* WHAT IS EXPECTED: Your task is to copy the listing exactly, with the pictures left out.

* DATA FOR THIS TASK:
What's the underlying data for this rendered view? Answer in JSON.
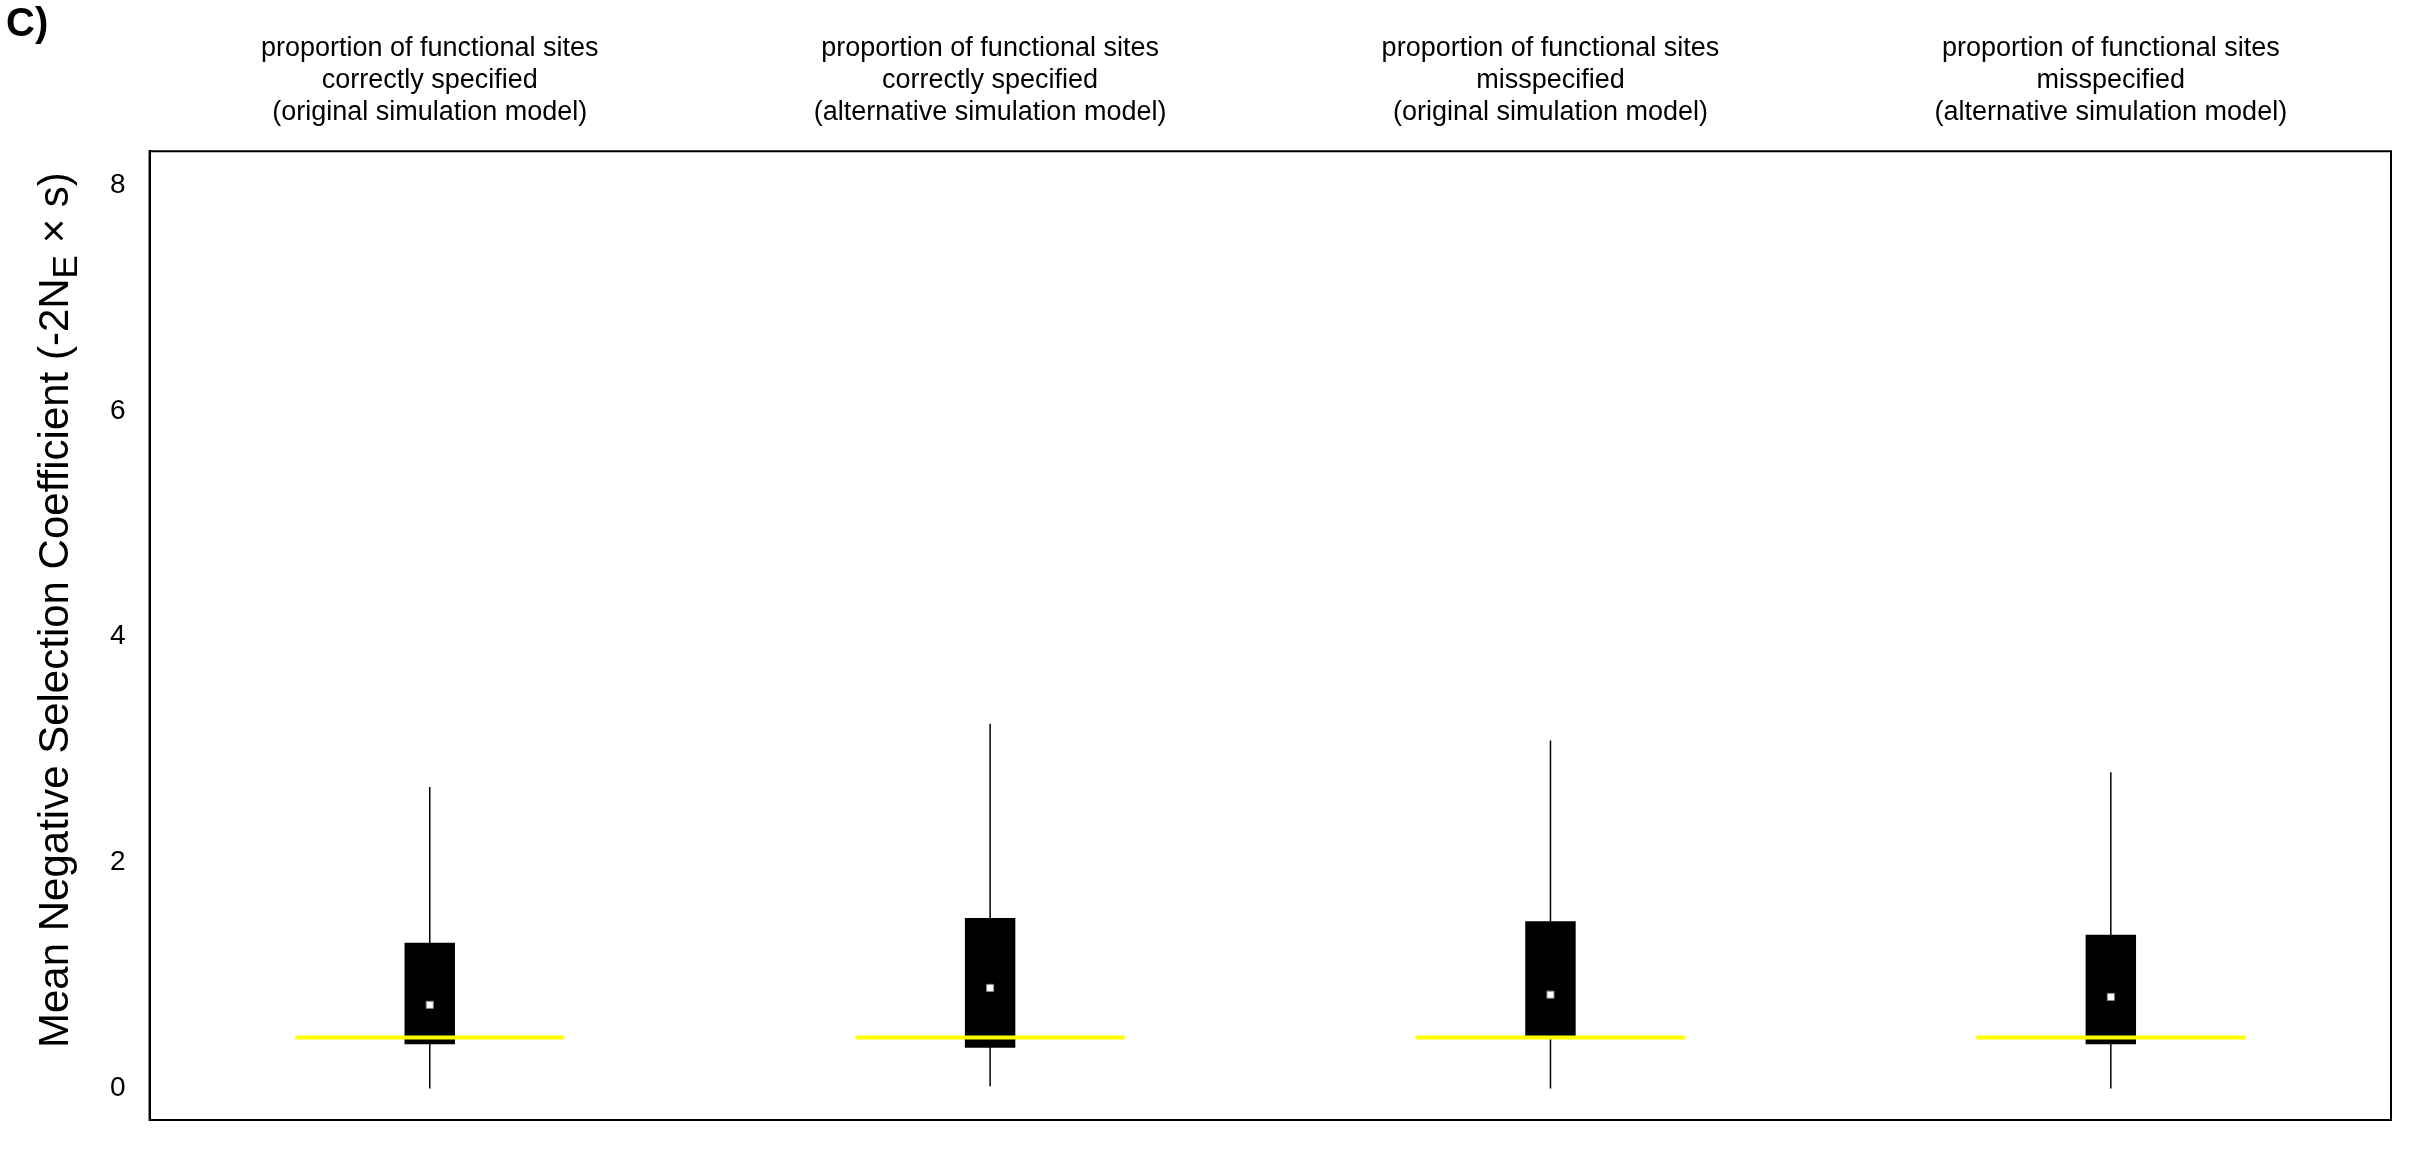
{
  "chart_data": {
    "type": "box",
    "categories": [
      "proportion of functional sites\ncorrectly specified\n(original simulation model)",
      "proportion of functional sites\ncorrectly specified\n(alternative simulation model)",
      "proportion of functional sites\nmisspecified\n(original simulation model)",
      "proportion of functional sites\nmisspecified\n(alternative simulation model)"
    ],
    "ylabel": "Mean Negative Selection Coefficient (-2N$_{E}$ × s)",
    "color": "#000000",
    "boxes": [
      {
        "low": 0,
        "q1": 0.39,
        "median": 0.74,
        "q3": 1.29,
        "high": 2.67
      },
      {
        "low": 0.02,
        "q1": 0.36,
        "median": 0.89,
        "q3": 1.51,
        "high": 3.23
      },
      {
        "low": 0,
        "q1": 0.44,
        "median": 0.83,
        "q3": 1.48,
        "high": 3.08
      },
      {
        "low": 0,
        "q1": 0.39,
        "median": 0.81,
        "q3": 1.36,
        "high": 2.8
      }
    ],
    "ylim": [
      -0.28,
      8.3
    ],
    "yticks": [
      0,
      2,
      4,
      6,
      8
    ],
    "ref_lines": [
      {
        "axis": "y",
        "value": 0.45,
        "color": "#ffff00"
      }
    ],
    "annotations": [
      "C)"
    ],
    "grid": false,
    "legend": false
  }
}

* TASK ANSWER:
What's the underlying data for this rendered view? Answer in JSON.
{
  "chart_data": {
    "type": "box",
    "categories": [
      "proportion of functional sites\ncorrectly specified\n(original simulation model)",
      "proportion of functional sites\ncorrectly specified\n(alternative simulation model)",
      "proportion of functional sites\nmisspecified\n(original simulation model)",
      "proportion of functional sites\nmisspecified\n(alternative simulation model)"
    ],
    "ylabel": "Mean Negative Selection Coefficient (-2N$_{E}$ × s)",
    "color": "#000000",
    "boxes": [
      {
        "low": 0,
        "q1": 0.39,
        "median": 0.74,
        "q3": 1.29,
        "high": 2.67
      },
      {
        "low": 0.02,
        "q1": 0.36,
        "median": 0.89,
        "q3": 1.51,
        "high": 3.23
      },
      {
        "low": 0,
        "q1": 0.44,
        "median": 0.83,
        "q3": 1.48,
        "high": 3.08
      },
      {
        "low": 0,
        "q1": 0.39,
        "median": 0.81,
        "q3": 1.36,
        "high": 2.8
      }
    ],
    "ylim": [
      -0.28,
      8.3
    ],
    "yticks": [
      0,
      2,
      4,
      6,
      8
    ],
    "ref_lines": [
      {
        "axis": "y",
        "value": 0.45,
        "color": "#ffff00"
      }
    ],
    "annotations": [
      "C)"
    ],
    "grid": false,
    "legend": false
  }
}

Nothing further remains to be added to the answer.